WHAT IS ASKED:
Without any pictures, reproduce exactly the lines running from the line containing "Transcribe this image's" through the end of the entries.
Start of RECORDS
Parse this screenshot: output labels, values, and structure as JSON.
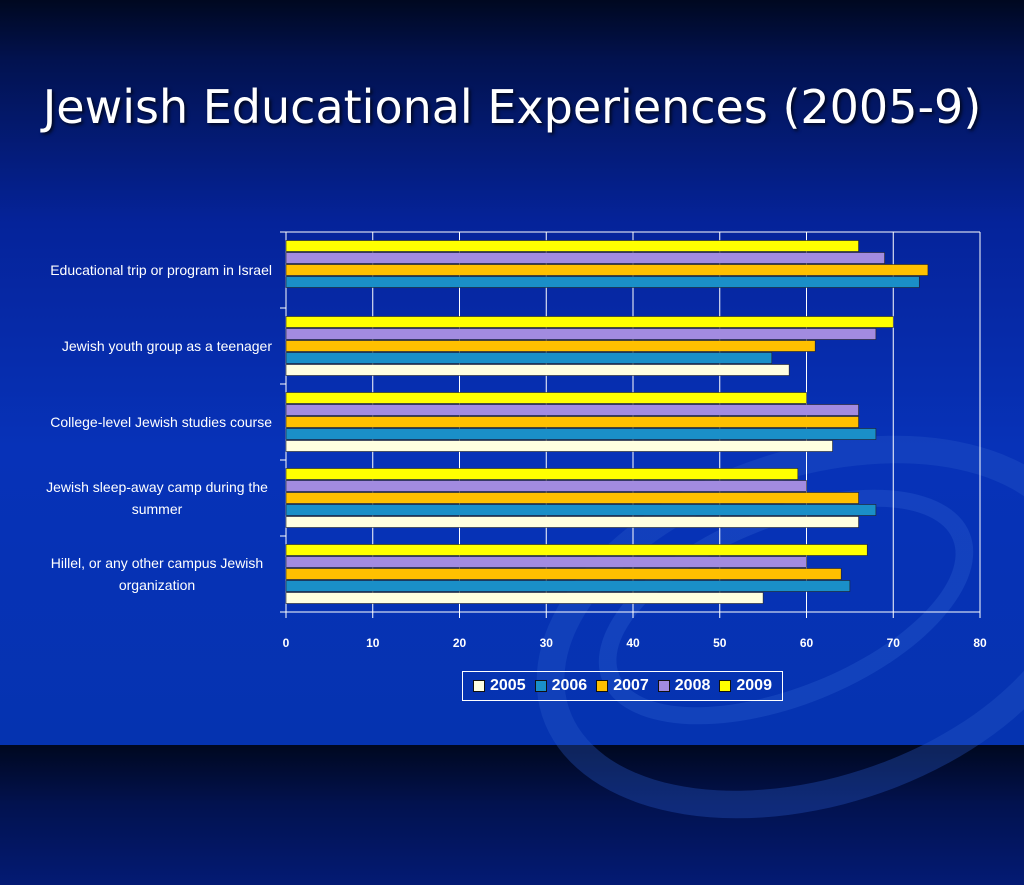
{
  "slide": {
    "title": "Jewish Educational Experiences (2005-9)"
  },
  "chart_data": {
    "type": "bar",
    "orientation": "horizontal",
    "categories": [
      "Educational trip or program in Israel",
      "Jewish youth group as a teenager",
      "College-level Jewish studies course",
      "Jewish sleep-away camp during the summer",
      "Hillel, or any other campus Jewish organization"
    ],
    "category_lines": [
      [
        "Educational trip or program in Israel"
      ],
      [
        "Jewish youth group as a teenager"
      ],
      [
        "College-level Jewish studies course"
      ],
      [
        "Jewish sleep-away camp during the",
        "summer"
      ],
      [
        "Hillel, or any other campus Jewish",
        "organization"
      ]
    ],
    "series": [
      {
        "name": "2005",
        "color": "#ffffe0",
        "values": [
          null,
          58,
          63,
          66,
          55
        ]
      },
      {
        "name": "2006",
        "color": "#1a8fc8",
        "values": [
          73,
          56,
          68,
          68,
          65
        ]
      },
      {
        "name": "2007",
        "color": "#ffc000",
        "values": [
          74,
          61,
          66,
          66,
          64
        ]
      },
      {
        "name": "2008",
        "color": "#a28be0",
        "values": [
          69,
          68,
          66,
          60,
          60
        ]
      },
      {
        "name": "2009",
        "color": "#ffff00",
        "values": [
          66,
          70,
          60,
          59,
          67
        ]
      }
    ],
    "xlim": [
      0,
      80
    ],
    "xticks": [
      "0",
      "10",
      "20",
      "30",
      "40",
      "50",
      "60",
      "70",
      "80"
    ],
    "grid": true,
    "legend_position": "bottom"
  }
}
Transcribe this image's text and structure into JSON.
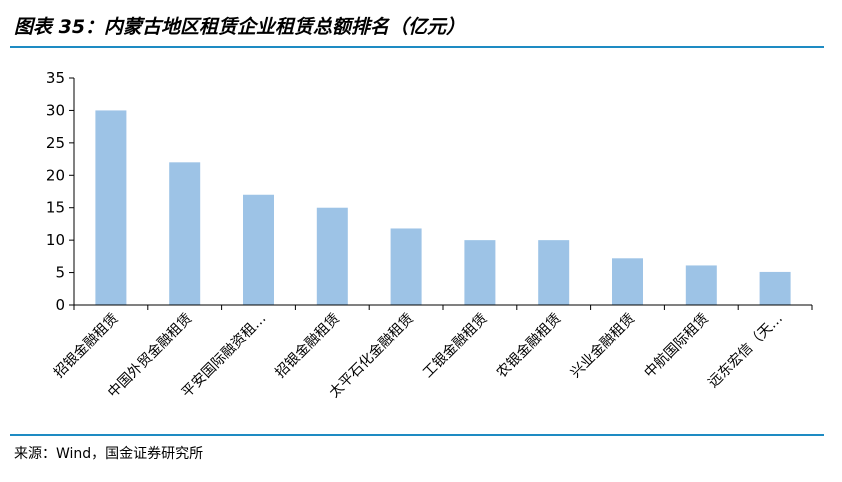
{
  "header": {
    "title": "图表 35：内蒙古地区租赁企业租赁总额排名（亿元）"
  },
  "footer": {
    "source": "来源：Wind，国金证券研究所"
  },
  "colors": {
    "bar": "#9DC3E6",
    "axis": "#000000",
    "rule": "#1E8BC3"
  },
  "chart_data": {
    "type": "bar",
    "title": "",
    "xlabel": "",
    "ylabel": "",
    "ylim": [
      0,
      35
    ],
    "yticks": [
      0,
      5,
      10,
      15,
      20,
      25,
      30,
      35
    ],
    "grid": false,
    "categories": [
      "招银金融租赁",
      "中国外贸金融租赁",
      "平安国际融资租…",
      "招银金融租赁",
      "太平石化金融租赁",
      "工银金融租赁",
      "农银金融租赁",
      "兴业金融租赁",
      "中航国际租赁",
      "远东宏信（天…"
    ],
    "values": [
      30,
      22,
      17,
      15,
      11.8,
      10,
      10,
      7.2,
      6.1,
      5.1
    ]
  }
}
End of RECORDS
TASK OUTPUT:
Transcribe this image's text and structure into JSON.
{
  "header": {
    "title": "图表 35：内蒙古地区租赁企业租赁总额排名（亿元）"
  },
  "footer": {
    "source": "来源：Wind，国金证券研究所"
  },
  "colors": {
    "bar": "#9DC3E6",
    "axis": "#000000",
    "rule": "#1E8BC3"
  },
  "chart_data": {
    "type": "bar",
    "title": "",
    "xlabel": "",
    "ylabel": "",
    "ylim": [
      0,
      35
    ],
    "yticks": [
      0,
      5,
      10,
      15,
      20,
      25,
      30,
      35
    ],
    "grid": false,
    "categories": [
      "招银金融租赁",
      "中国外贸金融租赁",
      "平安国际融资租…",
      "招银金融租赁",
      "太平石化金融租赁",
      "工银金融租赁",
      "农银金融租赁",
      "兴业金融租赁",
      "中航国际租赁",
      "远东宏信（天…"
    ],
    "values": [
      30,
      22,
      17,
      15,
      11.8,
      10,
      10,
      7.2,
      6.1,
      5.1
    ]
  }
}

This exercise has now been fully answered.